[Excerpts from a figure dataset]

##########

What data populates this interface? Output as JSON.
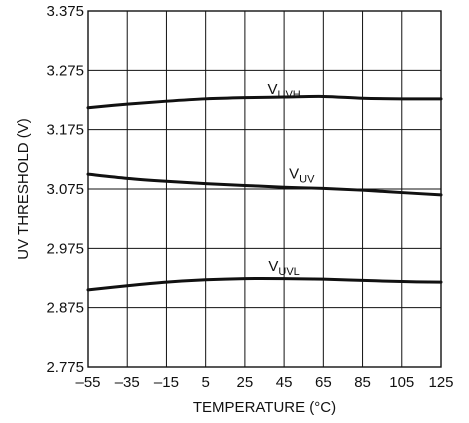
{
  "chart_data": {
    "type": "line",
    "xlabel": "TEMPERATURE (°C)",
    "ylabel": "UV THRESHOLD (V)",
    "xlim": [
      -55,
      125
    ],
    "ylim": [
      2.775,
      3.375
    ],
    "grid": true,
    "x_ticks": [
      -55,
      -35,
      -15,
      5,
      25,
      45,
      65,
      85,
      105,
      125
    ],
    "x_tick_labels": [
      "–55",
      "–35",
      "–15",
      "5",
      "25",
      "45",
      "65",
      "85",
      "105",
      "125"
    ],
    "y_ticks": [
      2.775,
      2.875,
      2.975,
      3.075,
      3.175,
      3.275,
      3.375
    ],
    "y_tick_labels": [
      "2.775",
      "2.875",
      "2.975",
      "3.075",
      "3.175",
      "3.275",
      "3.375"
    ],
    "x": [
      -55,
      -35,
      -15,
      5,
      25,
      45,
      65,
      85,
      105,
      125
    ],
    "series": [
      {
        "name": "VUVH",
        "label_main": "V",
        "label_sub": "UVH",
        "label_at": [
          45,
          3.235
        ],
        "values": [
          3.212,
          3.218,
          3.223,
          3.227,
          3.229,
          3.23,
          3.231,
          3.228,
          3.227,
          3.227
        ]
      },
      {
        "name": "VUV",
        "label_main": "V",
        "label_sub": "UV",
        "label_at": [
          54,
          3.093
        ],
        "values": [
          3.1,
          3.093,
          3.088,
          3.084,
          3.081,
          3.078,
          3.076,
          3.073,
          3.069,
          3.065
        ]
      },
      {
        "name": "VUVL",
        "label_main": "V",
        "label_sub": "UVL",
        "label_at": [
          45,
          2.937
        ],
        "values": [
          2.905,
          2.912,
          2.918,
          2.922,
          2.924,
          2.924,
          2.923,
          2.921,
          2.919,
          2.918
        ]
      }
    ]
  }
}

##########

→ **Exercise prompt**
Output the entries above exactly. Drop the pictures.

→ **Written answer**
What data populates this interface? Output as JSON.
{
  "chart_data": {
    "type": "line",
    "xlabel": "TEMPERATURE (°C)",
    "ylabel": "UV THRESHOLD (V)",
    "xlim": [
      -55,
      125
    ],
    "ylim": [
      2.775,
      3.375
    ],
    "grid": true,
    "x_ticks": [
      -55,
      -35,
      -15,
      5,
      25,
      45,
      65,
      85,
      105,
      125
    ],
    "x_tick_labels": [
      "–55",
      "–35",
      "–15",
      "5",
      "25",
      "45",
      "65",
      "85",
      "105",
      "125"
    ],
    "y_ticks": [
      2.775,
      2.875,
      2.975,
      3.075,
      3.175,
      3.275,
      3.375
    ],
    "y_tick_labels": [
      "2.775",
      "2.875",
      "2.975",
      "3.075",
      "3.175",
      "3.275",
      "3.375"
    ],
    "x": [
      -55,
      -35,
      -15,
      5,
      25,
      45,
      65,
      85,
      105,
      125
    ],
    "series": [
      {
        "name": "VUVH",
        "label_main": "V",
        "label_sub": "UVH",
        "label_at": [
          45,
          3.235
        ],
        "values": [
          3.212,
          3.218,
          3.223,
          3.227,
          3.229,
          3.23,
          3.231,
          3.228,
          3.227,
          3.227
        ]
      },
      {
        "name": "VUV",
        "label_main": "V",
        "label_sub": "UV",
        "label_at": [
          54,
          3.093
        ],
        "values": [
          3.1,
          3.093,
          3.088,
          3.084,
          3.081,
          3.078,
          3.076,
          3.073,
          3.069,
          3.065
        ]
      },
      {
        "name": "VUVL",
        "label_main": "V",
        "label_sub": "UVL",
        "label_at": [
          45,
          2.937
        ],
        "values": [
          2.905,
          2.912,
          2.918,
          2.922,
          2.924,
          2.924,
          2.923,
          2.921,
          2.919,
          2.918
        ]
      }
    ]
  }
}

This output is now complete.